Aim: Search the listing for the string "name" and copy every line that contains it.
··· Task material ···
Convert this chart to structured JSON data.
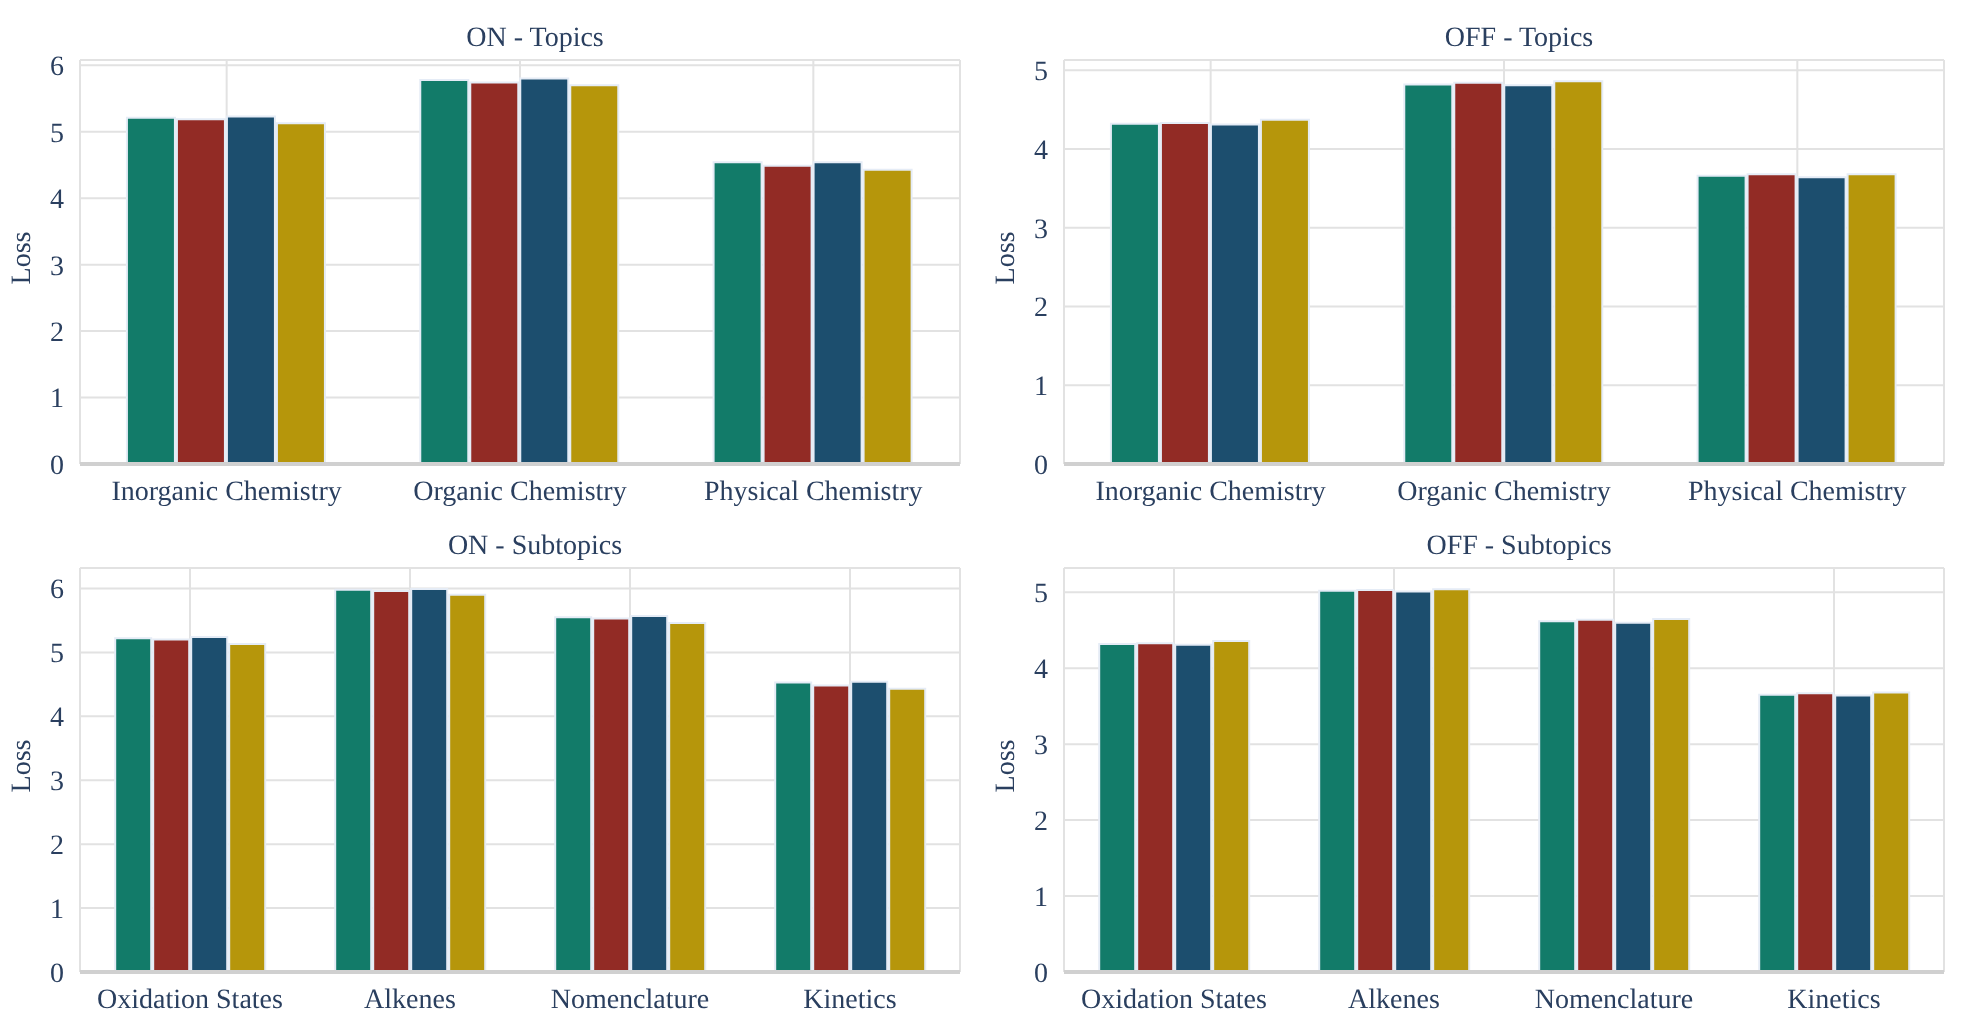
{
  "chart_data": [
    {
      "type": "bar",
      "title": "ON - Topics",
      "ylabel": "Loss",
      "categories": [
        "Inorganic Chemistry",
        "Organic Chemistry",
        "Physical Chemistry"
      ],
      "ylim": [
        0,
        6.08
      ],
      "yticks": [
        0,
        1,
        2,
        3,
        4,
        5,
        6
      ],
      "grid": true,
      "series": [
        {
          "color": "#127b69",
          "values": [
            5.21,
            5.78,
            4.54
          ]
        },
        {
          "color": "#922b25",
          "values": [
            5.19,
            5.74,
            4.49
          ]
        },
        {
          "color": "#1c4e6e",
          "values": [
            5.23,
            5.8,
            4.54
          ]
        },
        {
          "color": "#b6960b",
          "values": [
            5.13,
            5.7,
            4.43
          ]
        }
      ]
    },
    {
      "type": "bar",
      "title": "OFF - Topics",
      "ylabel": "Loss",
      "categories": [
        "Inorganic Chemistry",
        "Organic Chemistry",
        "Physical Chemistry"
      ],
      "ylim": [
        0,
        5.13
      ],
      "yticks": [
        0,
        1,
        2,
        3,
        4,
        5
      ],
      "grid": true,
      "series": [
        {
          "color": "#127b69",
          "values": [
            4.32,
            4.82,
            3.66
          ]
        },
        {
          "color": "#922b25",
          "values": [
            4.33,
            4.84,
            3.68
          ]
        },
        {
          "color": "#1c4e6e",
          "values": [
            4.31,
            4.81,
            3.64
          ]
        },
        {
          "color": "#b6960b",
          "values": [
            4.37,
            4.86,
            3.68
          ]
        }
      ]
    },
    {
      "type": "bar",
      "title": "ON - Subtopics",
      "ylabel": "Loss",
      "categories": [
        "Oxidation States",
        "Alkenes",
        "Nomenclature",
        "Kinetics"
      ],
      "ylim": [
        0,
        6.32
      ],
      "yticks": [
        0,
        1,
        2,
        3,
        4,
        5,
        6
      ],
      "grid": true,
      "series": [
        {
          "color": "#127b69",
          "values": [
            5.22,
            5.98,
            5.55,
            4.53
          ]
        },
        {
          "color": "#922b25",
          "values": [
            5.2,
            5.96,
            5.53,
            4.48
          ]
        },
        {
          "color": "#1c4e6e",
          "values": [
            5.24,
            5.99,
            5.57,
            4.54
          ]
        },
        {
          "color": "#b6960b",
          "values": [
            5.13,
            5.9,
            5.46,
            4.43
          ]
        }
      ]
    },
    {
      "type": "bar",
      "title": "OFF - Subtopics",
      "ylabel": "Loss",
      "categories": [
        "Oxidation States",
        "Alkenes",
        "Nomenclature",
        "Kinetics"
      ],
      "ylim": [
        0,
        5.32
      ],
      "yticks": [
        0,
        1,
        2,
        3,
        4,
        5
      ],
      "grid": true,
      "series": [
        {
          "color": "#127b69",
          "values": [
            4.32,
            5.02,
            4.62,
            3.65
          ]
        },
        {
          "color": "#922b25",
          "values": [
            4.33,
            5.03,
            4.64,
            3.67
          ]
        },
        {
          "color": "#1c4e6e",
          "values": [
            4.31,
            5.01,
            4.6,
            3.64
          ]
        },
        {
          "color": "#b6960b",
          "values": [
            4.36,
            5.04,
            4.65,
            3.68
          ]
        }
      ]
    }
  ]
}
···
··· Task material ···
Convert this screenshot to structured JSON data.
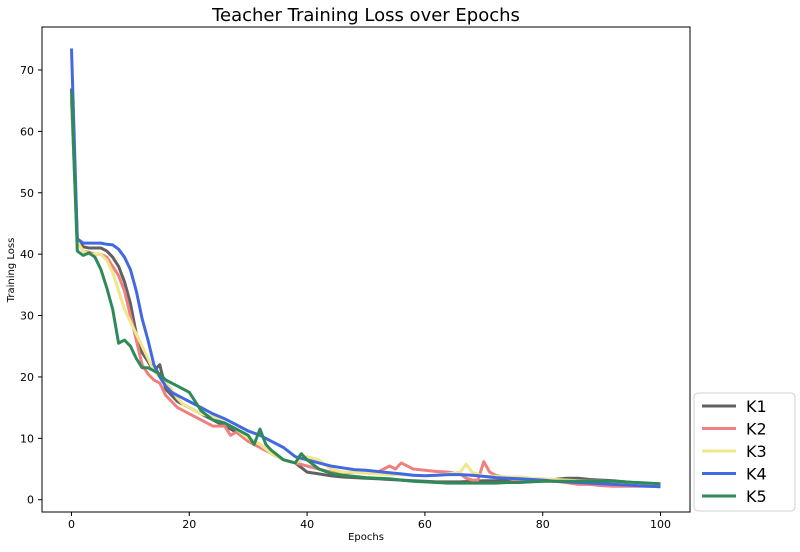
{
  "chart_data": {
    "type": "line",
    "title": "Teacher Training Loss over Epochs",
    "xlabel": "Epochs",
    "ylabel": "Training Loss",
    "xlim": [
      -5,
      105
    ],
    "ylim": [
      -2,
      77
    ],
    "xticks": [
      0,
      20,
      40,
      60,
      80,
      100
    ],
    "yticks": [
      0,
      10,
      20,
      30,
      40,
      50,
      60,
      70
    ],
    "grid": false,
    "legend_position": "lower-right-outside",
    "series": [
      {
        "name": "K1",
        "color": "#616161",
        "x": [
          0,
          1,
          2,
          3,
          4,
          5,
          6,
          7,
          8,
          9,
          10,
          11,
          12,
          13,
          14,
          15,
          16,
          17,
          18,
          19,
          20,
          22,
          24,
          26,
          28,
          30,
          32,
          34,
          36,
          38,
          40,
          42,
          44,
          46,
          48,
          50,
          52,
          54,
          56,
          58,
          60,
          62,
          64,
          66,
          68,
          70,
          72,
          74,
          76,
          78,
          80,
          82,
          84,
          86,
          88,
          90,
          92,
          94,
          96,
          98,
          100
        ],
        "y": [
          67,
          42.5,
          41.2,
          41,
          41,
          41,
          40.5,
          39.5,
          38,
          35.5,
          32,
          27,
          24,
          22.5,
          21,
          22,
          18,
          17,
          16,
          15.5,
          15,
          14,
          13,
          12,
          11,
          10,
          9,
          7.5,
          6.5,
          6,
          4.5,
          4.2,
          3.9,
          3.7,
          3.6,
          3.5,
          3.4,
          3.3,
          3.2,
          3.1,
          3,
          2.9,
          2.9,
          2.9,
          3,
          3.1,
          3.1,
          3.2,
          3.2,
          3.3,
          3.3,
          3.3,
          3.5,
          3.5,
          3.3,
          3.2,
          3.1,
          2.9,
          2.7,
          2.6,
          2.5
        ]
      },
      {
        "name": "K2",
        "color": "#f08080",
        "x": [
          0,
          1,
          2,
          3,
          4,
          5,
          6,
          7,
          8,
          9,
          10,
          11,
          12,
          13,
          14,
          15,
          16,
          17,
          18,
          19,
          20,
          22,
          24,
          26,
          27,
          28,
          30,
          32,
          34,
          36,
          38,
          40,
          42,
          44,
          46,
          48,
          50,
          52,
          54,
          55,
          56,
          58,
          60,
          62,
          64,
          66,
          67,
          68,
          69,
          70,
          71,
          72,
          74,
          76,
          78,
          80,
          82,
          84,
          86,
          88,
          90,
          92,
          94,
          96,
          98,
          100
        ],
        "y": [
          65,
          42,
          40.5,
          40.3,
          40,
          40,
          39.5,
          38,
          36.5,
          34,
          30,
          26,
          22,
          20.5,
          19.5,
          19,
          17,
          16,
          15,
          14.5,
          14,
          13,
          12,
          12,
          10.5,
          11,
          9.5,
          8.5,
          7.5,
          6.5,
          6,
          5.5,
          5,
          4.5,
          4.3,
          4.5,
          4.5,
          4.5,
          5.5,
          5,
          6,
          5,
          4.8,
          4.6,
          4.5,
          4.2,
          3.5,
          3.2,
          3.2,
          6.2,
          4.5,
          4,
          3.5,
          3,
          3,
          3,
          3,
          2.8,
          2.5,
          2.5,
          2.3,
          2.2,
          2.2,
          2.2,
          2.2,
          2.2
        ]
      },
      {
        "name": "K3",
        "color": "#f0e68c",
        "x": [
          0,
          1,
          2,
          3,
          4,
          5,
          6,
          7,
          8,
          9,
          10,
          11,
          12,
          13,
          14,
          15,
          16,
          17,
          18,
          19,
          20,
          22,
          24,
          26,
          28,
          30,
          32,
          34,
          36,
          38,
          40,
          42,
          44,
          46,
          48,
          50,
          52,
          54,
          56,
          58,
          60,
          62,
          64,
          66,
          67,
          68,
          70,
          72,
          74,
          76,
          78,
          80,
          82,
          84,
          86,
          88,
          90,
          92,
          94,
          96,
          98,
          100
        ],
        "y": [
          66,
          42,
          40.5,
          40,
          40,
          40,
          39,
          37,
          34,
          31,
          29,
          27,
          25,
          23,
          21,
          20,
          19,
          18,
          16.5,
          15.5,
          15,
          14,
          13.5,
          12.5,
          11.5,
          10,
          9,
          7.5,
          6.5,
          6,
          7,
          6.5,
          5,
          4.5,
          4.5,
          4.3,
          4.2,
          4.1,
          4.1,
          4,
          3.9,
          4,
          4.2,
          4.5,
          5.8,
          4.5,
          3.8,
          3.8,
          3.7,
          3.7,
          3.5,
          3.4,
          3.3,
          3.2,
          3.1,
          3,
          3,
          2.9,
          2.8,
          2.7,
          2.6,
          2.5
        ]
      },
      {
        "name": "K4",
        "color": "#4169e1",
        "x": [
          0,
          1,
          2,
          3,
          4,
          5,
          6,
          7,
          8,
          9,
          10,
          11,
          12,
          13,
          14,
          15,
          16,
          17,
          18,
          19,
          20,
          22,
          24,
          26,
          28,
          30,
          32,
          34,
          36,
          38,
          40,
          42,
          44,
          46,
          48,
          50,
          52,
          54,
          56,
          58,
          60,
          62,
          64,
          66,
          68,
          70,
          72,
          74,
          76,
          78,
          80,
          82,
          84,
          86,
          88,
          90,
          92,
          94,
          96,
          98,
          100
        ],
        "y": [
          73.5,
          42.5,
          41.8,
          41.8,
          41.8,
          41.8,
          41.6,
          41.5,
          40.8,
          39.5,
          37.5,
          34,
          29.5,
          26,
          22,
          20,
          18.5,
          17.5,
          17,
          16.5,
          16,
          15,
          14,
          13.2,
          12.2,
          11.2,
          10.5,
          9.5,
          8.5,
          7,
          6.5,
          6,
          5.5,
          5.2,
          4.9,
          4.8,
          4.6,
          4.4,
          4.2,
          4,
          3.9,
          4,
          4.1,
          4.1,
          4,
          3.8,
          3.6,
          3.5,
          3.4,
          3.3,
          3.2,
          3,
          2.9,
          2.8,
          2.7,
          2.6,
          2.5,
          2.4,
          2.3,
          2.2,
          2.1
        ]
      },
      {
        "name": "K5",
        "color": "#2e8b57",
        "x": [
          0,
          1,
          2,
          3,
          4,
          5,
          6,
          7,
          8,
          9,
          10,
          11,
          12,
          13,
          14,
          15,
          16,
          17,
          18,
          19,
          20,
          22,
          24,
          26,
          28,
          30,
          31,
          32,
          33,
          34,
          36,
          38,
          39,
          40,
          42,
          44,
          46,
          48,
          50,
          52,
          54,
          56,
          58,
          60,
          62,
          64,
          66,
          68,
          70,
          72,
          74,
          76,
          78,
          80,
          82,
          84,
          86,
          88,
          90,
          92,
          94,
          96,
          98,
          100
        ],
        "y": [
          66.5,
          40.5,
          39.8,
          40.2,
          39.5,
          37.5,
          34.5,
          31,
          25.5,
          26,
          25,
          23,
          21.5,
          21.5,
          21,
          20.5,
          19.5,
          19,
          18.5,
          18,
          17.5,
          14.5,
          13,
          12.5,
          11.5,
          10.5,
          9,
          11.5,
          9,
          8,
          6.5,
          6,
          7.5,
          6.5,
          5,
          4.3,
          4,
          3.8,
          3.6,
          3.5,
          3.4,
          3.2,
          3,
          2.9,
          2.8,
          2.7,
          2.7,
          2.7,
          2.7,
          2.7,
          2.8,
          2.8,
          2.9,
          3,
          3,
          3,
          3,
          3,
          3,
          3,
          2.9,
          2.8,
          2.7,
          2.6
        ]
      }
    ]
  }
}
···
Expected answer:
        "name": "K1",
        "name": "K2",
        "name": "K3",
        "name": "K4",
        "name": "K5",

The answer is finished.